━━━ STORED ROWS ━━━

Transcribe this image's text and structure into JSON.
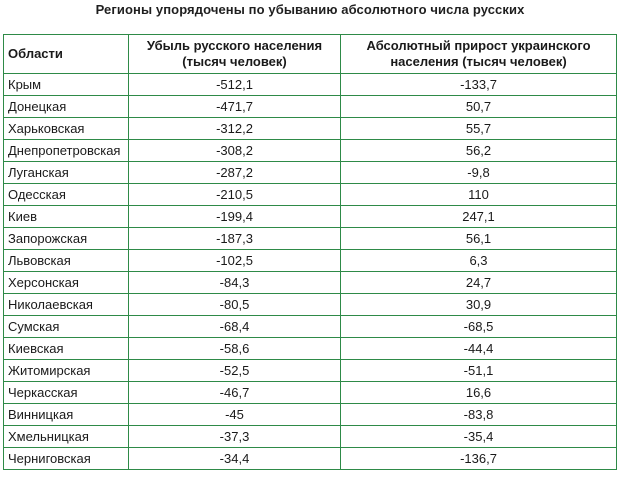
{
  "caption": "Регионы упорядочены по убыванию абсолютного числа русских",
  "table": {
    "headers": {
      "region": "Области",
      "russian_loss": "Убыль русского населения (тысяч человек)",
      "ukrainian_gain": "Абсолютный прирост украинского населения (тысяч человек)"
    },
    "rows": [
      {
        "region": "Крым",
        "russian_loss": "-512,1",
        "ukrainian_gain": "-133,7"
      },
      {
        "region": "Донецкая",
        "russian_loss": "-471,7",
        "ukrainian_gain": "50,7"
      },
      {
        "region": "Харьковская",
        "russian_loss": "-312,2",
        "ukrainian_gain": "55,7"
      },
      {
        "region": "Днепропетровская",
        "russian_loss": "-308,2",
        "ukrainian_gain": "56,2"
      },
      {
        "region": "Луганская",
        "russian_loss": "-287,2",
        "ukrainian_gain": "-9,8"
      },
      {
        "region": "Одесская",
        "russian_loss": "-210,5",
        "ukrainian_gain": "110"
      },
      {
        "region": "Киев",
        "russian_loss": "-199,4",
        "ukrainian_gain": "247,1"
      },
      {
        "region": "Запорожская",
        "russian_loss": "-187,3",
        "ukrainian_gain": "56,1"
      },
      {
        "region": "Львовская",
        "russian_loss": "-102,5",
        "ukrainian_gain": "6,3"
      },
      {
        "region": "Херсонская",
        "russian_loss": "-84,3",
        "ukrainian_gain": "24,7"
      },
      {
        "region": "Николаевская",
        "russian_loss": "-80,5",
        "ukrainian_gain": "30,9"
      },
      {
        "region": "Сумская",
        "russian_loss": "-68,4",
        "ukrainian_gain": "-68,5"
      },
      {
        "region": "Киевская",
        "russian_loss": "-58,6",
        "ukrainian_gain": "-44,4"
      },
      {
        "region": "Житомирская",
        "russian_loss": "-52,5",
        "ukrainian_gain": "-51,1"
      },
      {
        "region": "Черкасская",
        "russian_loss": "-46,7",
        "ukrainian_gain": "16,6"
      },
      {
        "region": "Винницкая",
        "russian_loss": "-45",
        "ukrainian_gain": "-83,8"
      },
      {
        "region": "Хмельницкая",
        "russian_loss": "-37,3",
        "ukrainian_gain": "-35,4"
      },
      {
        "region": "Черниговская",
        "russian_loss": "-34,4",
        "ukrainian_gain": "-136,7"
      }
    ]
  }
}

━━━

▸ **TASK TO CARRY OUT**
For the entries shown above, give the number of lines that include the word "тысяч", without any other text.

▸ **COMPLETED TASK**
2